== Data entries

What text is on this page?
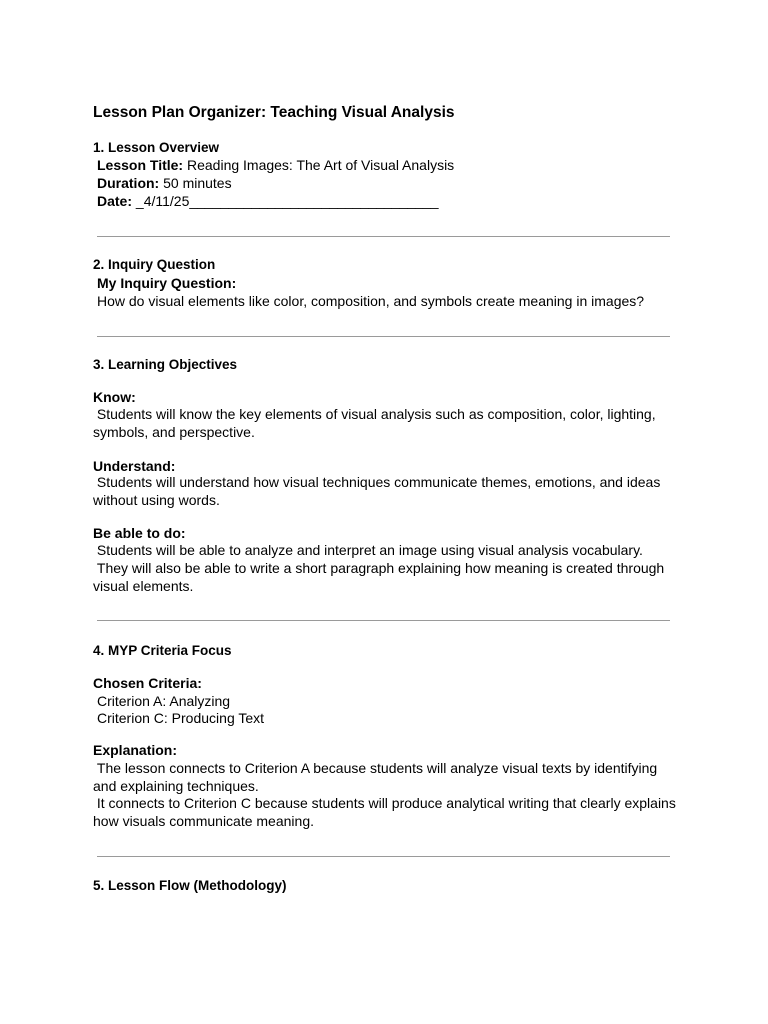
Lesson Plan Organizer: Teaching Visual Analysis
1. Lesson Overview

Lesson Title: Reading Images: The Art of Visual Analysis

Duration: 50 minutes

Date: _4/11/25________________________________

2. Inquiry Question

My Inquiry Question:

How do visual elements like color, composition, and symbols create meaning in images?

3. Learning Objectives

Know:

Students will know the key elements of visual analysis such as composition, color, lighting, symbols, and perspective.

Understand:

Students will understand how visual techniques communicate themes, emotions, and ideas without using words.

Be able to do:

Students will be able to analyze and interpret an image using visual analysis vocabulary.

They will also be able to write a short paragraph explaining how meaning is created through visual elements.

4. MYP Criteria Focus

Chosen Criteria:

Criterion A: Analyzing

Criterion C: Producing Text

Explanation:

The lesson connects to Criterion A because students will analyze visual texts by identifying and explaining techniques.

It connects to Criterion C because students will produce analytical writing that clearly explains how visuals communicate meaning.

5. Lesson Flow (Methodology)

====
== Data entries

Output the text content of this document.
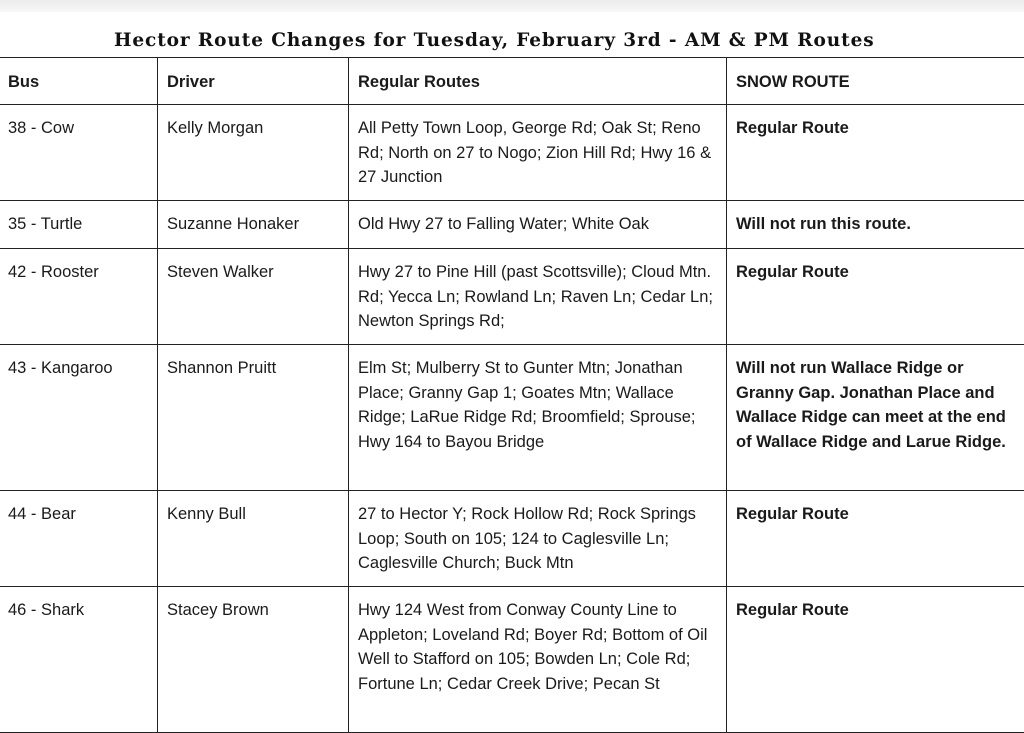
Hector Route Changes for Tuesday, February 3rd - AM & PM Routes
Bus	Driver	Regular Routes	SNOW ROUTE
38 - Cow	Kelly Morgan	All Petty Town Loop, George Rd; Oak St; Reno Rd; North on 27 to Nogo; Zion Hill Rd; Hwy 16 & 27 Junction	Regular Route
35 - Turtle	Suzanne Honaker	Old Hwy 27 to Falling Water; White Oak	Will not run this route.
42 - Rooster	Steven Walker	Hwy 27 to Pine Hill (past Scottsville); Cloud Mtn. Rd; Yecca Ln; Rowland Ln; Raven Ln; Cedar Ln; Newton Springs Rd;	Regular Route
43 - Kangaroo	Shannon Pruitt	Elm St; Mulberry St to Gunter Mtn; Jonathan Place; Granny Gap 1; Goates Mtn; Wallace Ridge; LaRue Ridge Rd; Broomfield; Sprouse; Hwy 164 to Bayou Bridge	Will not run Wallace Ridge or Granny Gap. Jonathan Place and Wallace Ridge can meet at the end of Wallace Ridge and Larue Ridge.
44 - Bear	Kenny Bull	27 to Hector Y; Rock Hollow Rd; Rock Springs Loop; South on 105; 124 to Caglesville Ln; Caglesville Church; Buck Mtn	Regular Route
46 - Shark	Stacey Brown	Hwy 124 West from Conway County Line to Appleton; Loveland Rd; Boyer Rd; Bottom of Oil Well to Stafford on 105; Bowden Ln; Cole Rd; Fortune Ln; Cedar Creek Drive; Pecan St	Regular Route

====

Task statement:
From the data above, copy out every line with the string "using" in it.

Task result:
Students will understand how visual techniques communicate themes, emotions, and ideas without using words.
Students will be able to analyze and interpret an image using visual analysis vocabulary.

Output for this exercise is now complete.